[Opening EXCERPTED DATA section]

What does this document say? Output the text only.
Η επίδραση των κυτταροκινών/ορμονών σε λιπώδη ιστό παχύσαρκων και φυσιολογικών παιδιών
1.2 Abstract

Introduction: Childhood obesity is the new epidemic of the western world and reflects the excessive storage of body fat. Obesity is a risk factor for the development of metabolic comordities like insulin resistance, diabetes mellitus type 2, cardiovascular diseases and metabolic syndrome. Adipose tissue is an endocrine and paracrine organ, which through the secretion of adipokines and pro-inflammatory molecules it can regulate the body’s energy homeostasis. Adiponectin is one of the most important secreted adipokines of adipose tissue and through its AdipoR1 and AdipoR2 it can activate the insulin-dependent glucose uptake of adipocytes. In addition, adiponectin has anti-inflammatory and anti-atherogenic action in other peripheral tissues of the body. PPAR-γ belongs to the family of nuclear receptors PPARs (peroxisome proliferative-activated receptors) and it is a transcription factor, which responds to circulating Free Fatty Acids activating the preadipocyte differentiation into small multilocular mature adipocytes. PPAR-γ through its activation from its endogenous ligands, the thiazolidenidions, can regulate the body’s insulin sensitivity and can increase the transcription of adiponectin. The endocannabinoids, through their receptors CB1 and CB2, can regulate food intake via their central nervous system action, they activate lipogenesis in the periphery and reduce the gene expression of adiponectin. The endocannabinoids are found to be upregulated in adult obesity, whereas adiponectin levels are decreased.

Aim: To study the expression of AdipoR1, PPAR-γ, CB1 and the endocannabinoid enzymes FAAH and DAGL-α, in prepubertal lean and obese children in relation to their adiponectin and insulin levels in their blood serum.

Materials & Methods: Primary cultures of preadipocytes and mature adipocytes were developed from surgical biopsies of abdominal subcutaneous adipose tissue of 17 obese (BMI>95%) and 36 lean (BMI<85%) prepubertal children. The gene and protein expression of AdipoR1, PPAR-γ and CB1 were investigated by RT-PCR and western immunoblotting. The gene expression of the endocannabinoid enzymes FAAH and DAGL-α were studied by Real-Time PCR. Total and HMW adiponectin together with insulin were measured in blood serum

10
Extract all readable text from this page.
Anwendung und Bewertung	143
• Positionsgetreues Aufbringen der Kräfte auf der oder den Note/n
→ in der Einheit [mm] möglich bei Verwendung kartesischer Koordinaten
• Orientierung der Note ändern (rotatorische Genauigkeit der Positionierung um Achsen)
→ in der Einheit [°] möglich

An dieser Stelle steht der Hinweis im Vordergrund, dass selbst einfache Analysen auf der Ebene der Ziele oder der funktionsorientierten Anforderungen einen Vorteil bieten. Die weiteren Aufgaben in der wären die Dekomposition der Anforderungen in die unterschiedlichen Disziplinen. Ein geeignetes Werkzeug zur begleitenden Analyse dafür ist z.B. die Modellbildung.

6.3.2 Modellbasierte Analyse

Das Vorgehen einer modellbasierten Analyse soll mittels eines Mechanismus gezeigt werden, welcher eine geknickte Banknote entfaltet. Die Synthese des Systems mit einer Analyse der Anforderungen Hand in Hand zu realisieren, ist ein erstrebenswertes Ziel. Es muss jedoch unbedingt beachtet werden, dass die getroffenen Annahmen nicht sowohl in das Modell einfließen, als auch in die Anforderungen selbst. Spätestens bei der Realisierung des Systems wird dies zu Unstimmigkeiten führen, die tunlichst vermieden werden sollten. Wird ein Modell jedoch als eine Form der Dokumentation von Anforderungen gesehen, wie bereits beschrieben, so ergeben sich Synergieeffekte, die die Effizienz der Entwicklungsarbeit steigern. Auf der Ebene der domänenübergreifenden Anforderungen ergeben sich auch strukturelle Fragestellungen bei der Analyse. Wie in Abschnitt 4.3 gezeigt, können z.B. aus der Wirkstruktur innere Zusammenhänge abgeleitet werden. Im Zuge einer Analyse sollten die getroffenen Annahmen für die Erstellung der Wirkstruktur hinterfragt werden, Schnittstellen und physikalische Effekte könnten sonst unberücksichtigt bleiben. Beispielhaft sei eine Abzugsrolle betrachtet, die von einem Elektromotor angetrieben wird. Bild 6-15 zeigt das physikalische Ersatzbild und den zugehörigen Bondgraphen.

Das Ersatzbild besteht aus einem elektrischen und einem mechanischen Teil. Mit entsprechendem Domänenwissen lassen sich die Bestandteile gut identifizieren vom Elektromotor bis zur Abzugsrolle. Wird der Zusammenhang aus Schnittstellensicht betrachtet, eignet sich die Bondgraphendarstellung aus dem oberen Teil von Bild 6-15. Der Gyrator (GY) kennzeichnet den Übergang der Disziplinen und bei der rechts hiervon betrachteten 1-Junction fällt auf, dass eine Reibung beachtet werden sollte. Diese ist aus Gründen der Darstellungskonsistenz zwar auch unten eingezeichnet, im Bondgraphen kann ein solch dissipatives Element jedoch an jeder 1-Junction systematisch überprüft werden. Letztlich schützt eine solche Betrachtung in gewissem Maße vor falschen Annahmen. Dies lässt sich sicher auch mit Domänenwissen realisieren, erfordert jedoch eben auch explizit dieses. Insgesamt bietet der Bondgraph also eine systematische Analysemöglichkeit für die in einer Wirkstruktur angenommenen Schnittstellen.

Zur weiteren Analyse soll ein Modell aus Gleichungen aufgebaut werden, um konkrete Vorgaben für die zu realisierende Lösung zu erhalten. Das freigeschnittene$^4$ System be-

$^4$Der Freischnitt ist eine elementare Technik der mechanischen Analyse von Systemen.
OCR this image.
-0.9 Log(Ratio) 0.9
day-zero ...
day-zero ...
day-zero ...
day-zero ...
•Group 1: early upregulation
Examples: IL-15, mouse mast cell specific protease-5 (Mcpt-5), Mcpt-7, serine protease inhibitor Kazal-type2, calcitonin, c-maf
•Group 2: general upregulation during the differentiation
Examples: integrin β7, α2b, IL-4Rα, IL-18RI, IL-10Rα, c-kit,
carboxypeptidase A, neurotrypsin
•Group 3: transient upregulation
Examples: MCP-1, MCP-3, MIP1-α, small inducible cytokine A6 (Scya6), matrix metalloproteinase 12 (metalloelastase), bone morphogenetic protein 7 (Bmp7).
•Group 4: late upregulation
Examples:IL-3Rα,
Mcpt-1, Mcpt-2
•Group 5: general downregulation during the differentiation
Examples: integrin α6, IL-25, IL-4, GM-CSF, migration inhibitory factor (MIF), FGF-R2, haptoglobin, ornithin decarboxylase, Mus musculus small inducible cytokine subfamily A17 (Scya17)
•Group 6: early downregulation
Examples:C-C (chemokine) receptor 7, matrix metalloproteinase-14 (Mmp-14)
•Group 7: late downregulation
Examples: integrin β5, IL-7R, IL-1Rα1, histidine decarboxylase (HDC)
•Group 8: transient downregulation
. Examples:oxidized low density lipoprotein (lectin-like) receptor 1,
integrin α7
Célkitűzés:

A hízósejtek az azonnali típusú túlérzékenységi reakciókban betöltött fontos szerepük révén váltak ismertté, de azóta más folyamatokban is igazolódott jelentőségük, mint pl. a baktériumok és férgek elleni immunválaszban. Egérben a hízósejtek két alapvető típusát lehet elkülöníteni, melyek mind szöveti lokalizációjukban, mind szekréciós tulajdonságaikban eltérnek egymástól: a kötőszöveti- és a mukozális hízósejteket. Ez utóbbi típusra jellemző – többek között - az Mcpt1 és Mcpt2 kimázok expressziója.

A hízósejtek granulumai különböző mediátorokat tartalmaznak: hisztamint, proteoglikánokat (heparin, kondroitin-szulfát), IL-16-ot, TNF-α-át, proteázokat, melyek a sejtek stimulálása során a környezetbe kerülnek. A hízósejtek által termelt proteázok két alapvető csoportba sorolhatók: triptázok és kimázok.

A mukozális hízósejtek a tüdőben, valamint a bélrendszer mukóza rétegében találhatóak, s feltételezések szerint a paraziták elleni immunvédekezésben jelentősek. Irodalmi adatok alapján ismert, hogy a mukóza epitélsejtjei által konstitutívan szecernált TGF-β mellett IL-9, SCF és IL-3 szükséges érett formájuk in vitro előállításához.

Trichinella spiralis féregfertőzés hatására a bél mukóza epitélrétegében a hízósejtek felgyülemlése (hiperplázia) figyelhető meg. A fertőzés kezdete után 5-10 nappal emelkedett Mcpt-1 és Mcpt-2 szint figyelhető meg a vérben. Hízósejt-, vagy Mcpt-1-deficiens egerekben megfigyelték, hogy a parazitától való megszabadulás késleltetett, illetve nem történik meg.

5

[Closing EXCERPTED DATA section]

WHAT IS REQUIRED:
Every line above holding the string "transient" should be listed.

REPLY TO THE TASK:
•Group 3: transient upregulation
•Group 8: transient downregulation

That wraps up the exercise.